WHAT IS EXPECTED :: Repeat the lines of the material word for word, from the start through the line containing "close-button[interactable] <box>929 36", with that line included.

DATA ENTRIES ::
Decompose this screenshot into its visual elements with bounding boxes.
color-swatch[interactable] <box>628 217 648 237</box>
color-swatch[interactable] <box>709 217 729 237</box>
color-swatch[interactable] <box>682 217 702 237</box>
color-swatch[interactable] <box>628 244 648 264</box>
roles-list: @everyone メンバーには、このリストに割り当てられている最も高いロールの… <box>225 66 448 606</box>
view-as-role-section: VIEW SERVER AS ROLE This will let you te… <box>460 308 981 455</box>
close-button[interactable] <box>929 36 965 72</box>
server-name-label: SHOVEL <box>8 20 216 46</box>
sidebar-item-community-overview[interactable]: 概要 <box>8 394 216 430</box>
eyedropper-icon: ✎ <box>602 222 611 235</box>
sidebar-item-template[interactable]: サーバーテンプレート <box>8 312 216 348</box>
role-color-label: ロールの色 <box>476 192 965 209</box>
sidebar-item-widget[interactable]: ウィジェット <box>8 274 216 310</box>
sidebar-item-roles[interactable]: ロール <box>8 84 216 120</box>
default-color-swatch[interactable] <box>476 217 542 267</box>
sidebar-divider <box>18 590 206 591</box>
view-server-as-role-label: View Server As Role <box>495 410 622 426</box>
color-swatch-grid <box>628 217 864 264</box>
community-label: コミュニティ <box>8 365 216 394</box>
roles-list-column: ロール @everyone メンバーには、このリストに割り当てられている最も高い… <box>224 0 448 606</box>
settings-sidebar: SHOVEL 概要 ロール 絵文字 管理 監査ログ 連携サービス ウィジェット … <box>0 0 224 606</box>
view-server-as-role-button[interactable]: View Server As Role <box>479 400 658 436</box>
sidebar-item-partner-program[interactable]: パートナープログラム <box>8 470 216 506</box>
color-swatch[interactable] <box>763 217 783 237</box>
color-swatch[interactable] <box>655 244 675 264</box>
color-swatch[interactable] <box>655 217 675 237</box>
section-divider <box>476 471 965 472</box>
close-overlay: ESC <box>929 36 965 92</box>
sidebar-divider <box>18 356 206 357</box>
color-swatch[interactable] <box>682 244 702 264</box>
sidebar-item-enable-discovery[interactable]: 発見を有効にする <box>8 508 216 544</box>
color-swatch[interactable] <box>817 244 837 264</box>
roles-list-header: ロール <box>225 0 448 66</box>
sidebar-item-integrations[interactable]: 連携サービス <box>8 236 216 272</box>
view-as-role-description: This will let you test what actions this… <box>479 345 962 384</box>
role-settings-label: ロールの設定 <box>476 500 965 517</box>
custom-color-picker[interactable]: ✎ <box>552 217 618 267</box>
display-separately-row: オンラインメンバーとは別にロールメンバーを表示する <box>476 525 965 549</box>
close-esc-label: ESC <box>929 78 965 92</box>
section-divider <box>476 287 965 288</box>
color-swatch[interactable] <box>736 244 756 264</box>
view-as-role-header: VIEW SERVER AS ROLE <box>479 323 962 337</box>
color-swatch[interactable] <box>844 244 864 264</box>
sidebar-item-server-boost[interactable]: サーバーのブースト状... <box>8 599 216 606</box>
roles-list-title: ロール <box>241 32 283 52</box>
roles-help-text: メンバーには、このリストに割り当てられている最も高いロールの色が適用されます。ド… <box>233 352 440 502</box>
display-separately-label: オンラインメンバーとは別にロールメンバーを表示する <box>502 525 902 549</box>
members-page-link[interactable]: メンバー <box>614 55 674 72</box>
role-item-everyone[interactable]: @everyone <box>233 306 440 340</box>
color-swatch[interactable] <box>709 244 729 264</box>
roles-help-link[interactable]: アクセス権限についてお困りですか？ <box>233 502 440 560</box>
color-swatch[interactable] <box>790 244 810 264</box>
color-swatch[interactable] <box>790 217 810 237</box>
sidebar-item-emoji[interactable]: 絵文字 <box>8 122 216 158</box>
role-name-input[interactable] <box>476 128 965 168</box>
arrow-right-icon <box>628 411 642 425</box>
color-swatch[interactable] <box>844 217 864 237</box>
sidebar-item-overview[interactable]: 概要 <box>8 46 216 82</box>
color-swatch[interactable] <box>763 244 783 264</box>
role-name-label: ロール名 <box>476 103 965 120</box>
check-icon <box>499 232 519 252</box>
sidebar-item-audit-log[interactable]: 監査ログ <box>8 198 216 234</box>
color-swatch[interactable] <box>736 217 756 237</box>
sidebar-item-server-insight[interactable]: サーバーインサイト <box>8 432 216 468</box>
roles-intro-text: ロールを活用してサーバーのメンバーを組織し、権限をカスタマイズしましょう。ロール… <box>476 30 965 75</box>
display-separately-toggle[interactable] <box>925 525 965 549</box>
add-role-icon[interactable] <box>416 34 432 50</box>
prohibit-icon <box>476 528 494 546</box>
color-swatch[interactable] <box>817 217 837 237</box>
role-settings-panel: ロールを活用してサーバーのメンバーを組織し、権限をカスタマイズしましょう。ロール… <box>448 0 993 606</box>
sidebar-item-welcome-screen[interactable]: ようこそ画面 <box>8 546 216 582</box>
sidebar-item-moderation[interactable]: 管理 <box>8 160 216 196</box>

PROBLEM SOLUTION ::
Decompose this screenshot into its visual elements with bounding boxes.
color-swatch[interactable] <box>628 217 648 237</box>
color-swatch[interactable] <box>709 217 729 237</box>
color-swatch[interactable] <box>682 217 702 237</box>
color-swatch[interactable] <box>628 244 648 264</box>
roles-list: @everyone メンバーには、このリストに割り当てられている最も高いロールの… <box>225 66 448 606</box>
view-as-role-section: VIEW SERVER AS ROLE This will let you te… <box>460 308 981 455</box>
close-button[interactable] <box>929 36 965 72</box>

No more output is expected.